■ EXERCISE: Write down each entry again, exactly as it reads.
***** RECORDS SHOWN *****
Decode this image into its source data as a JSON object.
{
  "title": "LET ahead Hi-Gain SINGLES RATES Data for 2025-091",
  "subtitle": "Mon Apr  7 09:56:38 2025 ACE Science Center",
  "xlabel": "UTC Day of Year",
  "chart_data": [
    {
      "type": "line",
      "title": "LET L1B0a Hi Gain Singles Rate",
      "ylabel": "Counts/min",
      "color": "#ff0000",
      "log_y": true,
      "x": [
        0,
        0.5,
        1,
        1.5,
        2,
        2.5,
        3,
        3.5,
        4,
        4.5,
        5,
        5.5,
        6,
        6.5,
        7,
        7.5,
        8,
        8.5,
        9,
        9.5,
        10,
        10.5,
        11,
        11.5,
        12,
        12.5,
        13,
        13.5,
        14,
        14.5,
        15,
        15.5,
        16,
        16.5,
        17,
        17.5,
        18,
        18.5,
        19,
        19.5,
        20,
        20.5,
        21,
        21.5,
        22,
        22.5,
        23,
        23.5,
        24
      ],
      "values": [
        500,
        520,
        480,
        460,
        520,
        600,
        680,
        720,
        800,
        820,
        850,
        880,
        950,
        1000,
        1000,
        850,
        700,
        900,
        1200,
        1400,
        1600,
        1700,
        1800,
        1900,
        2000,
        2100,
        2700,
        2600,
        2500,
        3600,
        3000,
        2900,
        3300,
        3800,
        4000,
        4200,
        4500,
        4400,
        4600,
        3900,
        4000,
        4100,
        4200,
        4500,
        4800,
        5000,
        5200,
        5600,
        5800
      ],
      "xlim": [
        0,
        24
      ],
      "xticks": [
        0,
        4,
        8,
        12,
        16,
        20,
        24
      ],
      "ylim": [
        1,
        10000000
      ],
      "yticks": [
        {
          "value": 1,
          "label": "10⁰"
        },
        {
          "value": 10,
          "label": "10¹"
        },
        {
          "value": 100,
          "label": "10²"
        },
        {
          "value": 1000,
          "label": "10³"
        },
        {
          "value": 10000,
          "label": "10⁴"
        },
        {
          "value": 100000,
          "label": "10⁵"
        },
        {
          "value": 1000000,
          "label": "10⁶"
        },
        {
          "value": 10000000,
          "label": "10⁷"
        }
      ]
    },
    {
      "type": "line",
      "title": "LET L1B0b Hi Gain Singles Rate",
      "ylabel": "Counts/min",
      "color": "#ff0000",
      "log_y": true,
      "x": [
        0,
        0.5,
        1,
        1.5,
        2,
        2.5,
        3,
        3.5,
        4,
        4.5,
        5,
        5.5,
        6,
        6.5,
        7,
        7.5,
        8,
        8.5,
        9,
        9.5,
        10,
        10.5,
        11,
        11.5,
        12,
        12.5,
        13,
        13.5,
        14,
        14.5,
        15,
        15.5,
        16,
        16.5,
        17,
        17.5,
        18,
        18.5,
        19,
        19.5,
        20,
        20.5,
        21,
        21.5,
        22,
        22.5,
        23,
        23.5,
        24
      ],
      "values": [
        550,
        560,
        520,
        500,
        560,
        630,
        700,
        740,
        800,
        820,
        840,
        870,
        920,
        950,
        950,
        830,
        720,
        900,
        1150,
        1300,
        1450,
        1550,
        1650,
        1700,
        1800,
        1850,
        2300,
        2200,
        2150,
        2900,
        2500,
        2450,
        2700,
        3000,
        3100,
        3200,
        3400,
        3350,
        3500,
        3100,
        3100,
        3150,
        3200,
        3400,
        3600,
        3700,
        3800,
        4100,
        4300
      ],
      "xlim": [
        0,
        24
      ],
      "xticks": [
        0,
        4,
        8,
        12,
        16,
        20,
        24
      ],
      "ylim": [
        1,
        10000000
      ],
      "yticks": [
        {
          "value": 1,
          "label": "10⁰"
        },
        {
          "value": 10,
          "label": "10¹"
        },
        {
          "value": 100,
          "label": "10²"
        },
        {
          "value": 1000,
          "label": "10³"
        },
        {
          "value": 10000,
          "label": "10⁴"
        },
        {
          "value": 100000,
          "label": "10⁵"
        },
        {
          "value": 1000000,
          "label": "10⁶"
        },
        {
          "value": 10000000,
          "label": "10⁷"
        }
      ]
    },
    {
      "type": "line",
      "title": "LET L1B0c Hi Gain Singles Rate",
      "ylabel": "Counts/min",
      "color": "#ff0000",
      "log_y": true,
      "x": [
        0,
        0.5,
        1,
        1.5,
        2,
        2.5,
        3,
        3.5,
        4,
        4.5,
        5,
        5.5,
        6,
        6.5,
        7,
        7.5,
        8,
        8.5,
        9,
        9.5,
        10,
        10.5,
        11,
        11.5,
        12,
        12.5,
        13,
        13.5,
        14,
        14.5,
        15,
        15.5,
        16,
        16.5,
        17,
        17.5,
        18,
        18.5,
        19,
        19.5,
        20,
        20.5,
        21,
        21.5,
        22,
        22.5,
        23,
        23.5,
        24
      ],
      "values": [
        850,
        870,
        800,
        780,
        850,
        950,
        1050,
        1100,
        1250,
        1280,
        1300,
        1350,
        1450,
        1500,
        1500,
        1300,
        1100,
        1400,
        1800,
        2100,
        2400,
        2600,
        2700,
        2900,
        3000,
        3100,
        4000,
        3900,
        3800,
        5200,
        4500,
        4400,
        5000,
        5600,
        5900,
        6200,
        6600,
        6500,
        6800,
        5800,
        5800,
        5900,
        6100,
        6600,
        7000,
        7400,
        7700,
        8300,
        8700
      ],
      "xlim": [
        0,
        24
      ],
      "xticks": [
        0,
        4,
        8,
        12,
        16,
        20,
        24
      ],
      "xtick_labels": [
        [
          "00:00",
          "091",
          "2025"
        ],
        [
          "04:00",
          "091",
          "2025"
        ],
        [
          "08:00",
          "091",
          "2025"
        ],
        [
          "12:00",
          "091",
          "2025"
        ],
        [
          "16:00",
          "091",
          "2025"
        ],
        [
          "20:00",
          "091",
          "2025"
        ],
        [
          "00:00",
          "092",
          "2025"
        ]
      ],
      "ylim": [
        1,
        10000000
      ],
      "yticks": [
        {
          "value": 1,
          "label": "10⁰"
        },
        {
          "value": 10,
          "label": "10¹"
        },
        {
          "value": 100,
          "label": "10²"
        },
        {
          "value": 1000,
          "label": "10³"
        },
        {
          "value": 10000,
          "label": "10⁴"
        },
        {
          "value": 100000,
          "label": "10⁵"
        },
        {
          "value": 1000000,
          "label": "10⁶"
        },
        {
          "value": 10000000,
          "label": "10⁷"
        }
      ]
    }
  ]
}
*****
■ ANSWER BELOW:
Decode this image into its source data as a JSON object.
{
  "title": "LET ahead Hi-Gain SINGLES RATES Data for 2025-091",
  "subtitle": "Mon Apr  7 09:56:38 2025 ACE Science Center",
  "xlabel": "UTC Day of Year",
  "chart_data": [
    {
      "type": "line",
      "title": "LET L1B0a Hi Gain Singles Rate",
      "ylabel": "Counts/min",
      "color": "#ff0000",
      "log_y": true,
      "x": [
        0,
        0.5,
        1,
        1.5,
        2,
        2.5,
        3,
        3.5,
        4,
        4.5,
        5,
        5.5,
        6,
        6.5,
        7,
        7.5,
        8,
        8.5,
        9,
        9.5,
        10,
        10.5,
        11,
        11.5,
        12,
        12.5,
        13,
        13.5,
        14,
        14.5,
        15,
        15.5,
        16,
        16.5,
        17,
        17.5,
        18,
        18.5,
        19,
        19.5,
        20,
        20.5,
        21,
        21.5,
        22,
        22.5,
        23,
        23.5,
        24
      ],
      "values": [
        500,
        520,
        480,
        460,
        520,
        600,
        680,
        720,
        800,
        820,
        850,
        880,
        950,
        1000,
        1000,
        850,
        700,
        900,
        1200,
        1400,
        1600,
        1700,
        1800,
        1900,
        2000,
        2100,
        2700,
        2600,
        2500,
        3600,
        3000,
        2900,
        3300,
        3800,
        4000,
        4200,
        4500,
        4400,
        4600,
        3900,
        4000,
        4100,
        4200,
        4500,
        4800,
        5000,
        5200,
        5600,
        5800
      ],
      "xlim": [
        0,
        24
      ],
      "xticks": [
        0,
        4,
        8,
        12,
        16,
        20,
        24
      ],
      "ylim": [
        1,
        10000000
      ],
      "yticks": [
        {
          "value": 1,
          "label": "10⁰"
        },
        {
          "value": 10,
          "label": "10¹"
        },
        {
          "value": 100,
          "label": "10²"
        },
        {
          "value": 1000,
          "label": "10³"
        },
        {
          "value": 10000,
          "label": "10⁴"
        },
        {
          "value": 100000,
          "label": "10⁵"
        },
        {
          "value": 1000000,
          "label": "10⁶"
        },
        {
          "value": 10000000,
          "label": "10⁷"
        }
      ]
    },
    {
      "type": "line",
      "title": "LET L1B0b Hi Gain Singles Rate",
      "ylabel": "Counts/min",
      "color": "#ff0000",
      "log_y": true,
      "x": [
        0,
        0.5,
        1,
        1.5,
        2,
        2.5,
        3,
        3.5,
        4,
        4.5,
        5,
        5.5,
        6,
        6.5,
        7,
        7.5,
        8,
        8.5,
        9,
        9.5,
        10,
        10.5,
        11,
        11.5,
        12,
        12.5,
        13,
        13.5,
        14,
        14.5,
        15,
        15.5,
        16,
        16.5,
        17,
        17.5,
        18,
        18.5,
        19,
        19.5,
        20,
        20.5,
        21,
        21.5,
        22,
        22.5,
        23,
        23.5,
        24
      ],
      "values": [
        550,
        560,
        520,
        500,
        560,
        630,
        700,
        740,
        800,
        820,
        840,
        870,
        920,
        950,
        950,
        830,
        720,
        900,
        1150,
        1300,
        1450,
        1550,
        1650,
        1700,
        1800,
        1850,
        2300,
        2200,
        2150,
        2900,
        2500,
        2450,
        2700,
        3000,
        3100,
        3200,
        3400,
        3350,
        3500,
        3100,
        3100,
        3150,
        3200,
        3400,
        3600,
        3700,
        3800,
        4100,
        4300
      ],
      "xlim": [
        0,
        24
      ],
      "xticks": [
        0,
        4,
        8,
        12,
        16,
        20,
        24
      ],
      "ylim": [
        1,
        10000000
      ],
      "yticks": [
        {
          "value": 1,
          "label": "10⁰"
        },
        {
          "value": 10,
          "label": "10¹"
        },
        {
          "value": 100,
          "label": "10²"
        },
        {
          "value": 1000,
          "label": "10³"
        },
        {
          "value": 10000,
          "label": "10⁴"
        },
        {
          "value": 100000,
          "label": "10⁵"
        },
        {
          "value": 1000000,
          "label": "10⁶"
        },
        {
          "value": 10000000,
          "label": "10⁷"
        }
      ]
    },
    {
      "type": "line",
      "title": "LET L1B0c Hi Gain Singles Rate",
      "ylabel": "Counts/min",
      "color": "#ff0000",
      "log_y": true,
      "x": [
        0,
        0.5,
        1,
        1.5,
        2,
        2.5,
        3,
        3.5,
        4,
        4.5,
        5,
        5.5,
        6,
        6.5,
        7,
        7.5,
        8,
        8.5,
        9,
        9.5,
        10,
        10.5,
        11,
        11.5,
        12,
        12.5,
        13,
        13.5,
        14,
        14.5,
        15,
        15.5,
        16,
        16.5,
        17,
        17.5,
        18,
        18.5,
        19,
        19.5,
        20,
        20.5,
        21,
        21.5,
        22,
        22.5,
        23,
        23.5,
        24
      ],
      "values": [
        850,
        870,
        800,
        780,
        850,
        950,
        1050,
        1100,
        1250,
        1280,
        1300,
        1350,
        1450,
        1500,
        1500,
        1300,
        1100,
        1400,
        1800,
        2100,
        2400,
        2600,
        2700,
        2900,
        3000,
        3100,
        4000,
        3900,
        3800,
        5200,
        4500,
        4400,
        5000,
        5600,
        5900,
        6200,
        6600,
        6500,
        6800,
        5800,
        5800,
        5900,
        6100,
        6600,
        7000,
        7400,
        7700,
        8300,
        8700
      ],
      "xlim": [
        0,
        24
      ],
      "xticks": [
        0,
        4,
        8,
        12,
        16,
        20,
        24
      ],
      "xtick_labels": [
        [
          "00:00",
          "091",
          "2025"
        ],
        [
          "04:00",
          "091",
          "2025"
        ],
        [
          "08:00",
          "091",
          "2025"
        ],
        [
          "12:00",
          "091",
          "2025"
        ],
        [
          "16:00",
          "091",
          "2025"
        ],
        [
          "20:00",
          "091",
          "2025"
        ],
        [
          "00:00",
          "092",
          "2025"
        ]
      ],
      "ylim": [
        1,
        10000000
      ],
      "yticks": [
        {
          "value": 1,
          "label": "10⁰"
        },
        {
          "value": 10,
          "label": "10¹"
        },
        {
          "value": 100,
          "label": "10²"
        },
        {
          "value": 1000,
          "label": "10³"
        },
        {
          "value": 10000,
          "label": "10⁴"
        },
        {
          "value": 100000,
          "label": "10⁵"
        },
        {
          "value": 1000000,
          "label": "10⁶"
        },
        {
          "value": 10000000,
          "label": "10⁷"
        }
      ]
    }
  ]
}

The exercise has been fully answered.